KUTIPAN TEKS:
-*-

Objek pajak adalah : “Setiap pelayanan yang disediakan dengan pembayaran di hotel, Objek pajak berupa
1)      :Fasilitas penginapan seperti gubuk pariwisata (cottage), Hotel,wisma,losmen dan rumah penginapan termasuk rumah kost dengan jumlah kamar 15 atau lebih menyediakan fasilitas seperti rumah penginapan.
2)      Pelayanan penunjang antara lain : Telepon, faksimilie, teleks, foto copy, layanan cuci, setrika, taksi dan pengangkut lainnya disediakan atau dikelolah hotel
3)      Fasilitas Olahraga dan hiburan

Subjek pajak hotel adalah orang pribadi atau badan yang melakukan pembayaran atas pelayanan hotel. Wajib pajak hotel adalah : “Pengusaha hotel”. Dasar pengenaan adalah : “Jumlah pembayaran yang dilakukan kepada hotel dan tarif pajak ditetapkan sebesar 10%, Masa pajak I (satu) bulan takwim, jangka waktu lamanya pajak terutang dalam masa pajak pada saat pelayanan di hotel.

2. Pajak Restoran
     Menurut Peraturan Daerah No. 29 tentang Pajak Restoran (2002:1) : “pajak restoran yang di sebut pajak adalah pungutan daerah atas pelayanan restoran. Restoran atau rumah makan adalah : “Tempat menyantap makanan dan atau minuman yang disediakan dengan dipungut bayaran,tidak termasuk usaha jasa boga atau catering.
Objek Pajak yaitu setiap pelayanan yang disediakan dengan pembayaran di restoran. Subjek pajak orang pribadi atau badan yang melakukan pembayaran atas pelayanan restoran, Wajib pajak rastoran yaitu Pengusaha restoran dan tarif pajak di tetapkan sebesar 10% (sepuluh persen).

-*-

DATA YANG DIBERIKAN:

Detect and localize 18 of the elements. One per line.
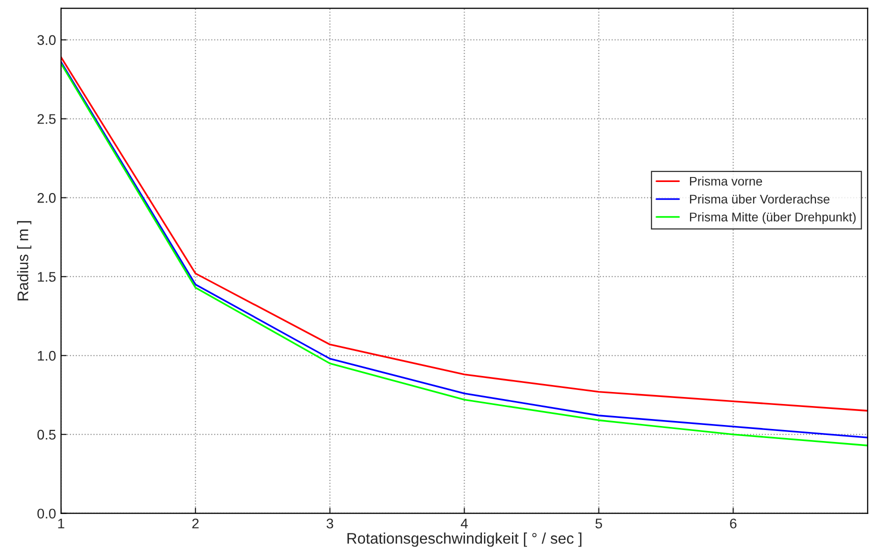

-*-

SOAL A:
Tampilkan bagian kutipan teks tentang pajak hotel dan restoran, mulai dari "Subjek pajak hotel" turun sampai "boga atau catering.".
SOAL B:
Dalam kutipan teks tentang pajak hotel dan restoran, ubahlah paragraf yang diawali "Subjek pajak hotel adalah" menjadi daftar singkat yang tetap memuat fakta utamanya.
SOAL C:
Menurut kutipan teks tentang pajak hotel dan restoran, usaha apa yang tidak termasuk dalam pengertian restoran atau rumah makan?

HASIL A:
Subjek pajak hotel adalah orang pribadi atau badan yang melakukan pembayaran atas pelayanan hotel. Wajib pajak hotel adalah : “Pengusaha hotel”. Dasar pengenaan adalah : “Jumlah pembayaran yang dilakukan kepada hotel dan tarif pajak ditetapkan sebesar 10%, Masa pajak I (satu) bulan takwim, jangka waktu lamanya pajak terutang dalam masa pajak pada saat pelayanan di hotel.

2. Pajak Restoran
     Menurut Peraturan Daerah No. 29 tentang Pajak Restoran (2002:1) : “pajak restoran yang di sebut pajak adalah pungutan daerah atas pelayanan restoran. Restoran atau rumah makan adalah : “Tempat menyantap makanan dan atau minuman yang disediakan dengan dipungut bayaran,tidak termasuk usaha jasa boga atau catering.

HASIL B:
- Subjek pajak hotel: orang pribadi atau badan yang melakukan pembayaran atas pelayanan hotel.
- Wajib pajak hotel: pengusaha hotel.
- Dasar pengenaan: jumlah pembayaran yang dilakukan kepada hotel.
- Tarif pajak: 10%.
- Masa pajak: satu bulan takwim.
- Pajak terutang: dalam masa pajak, pada saat pelayanan di hotel.

HASIL C:
Usaha jasa boga atau catering tidak termasuk dalam pengertian restoran atau rumah makan.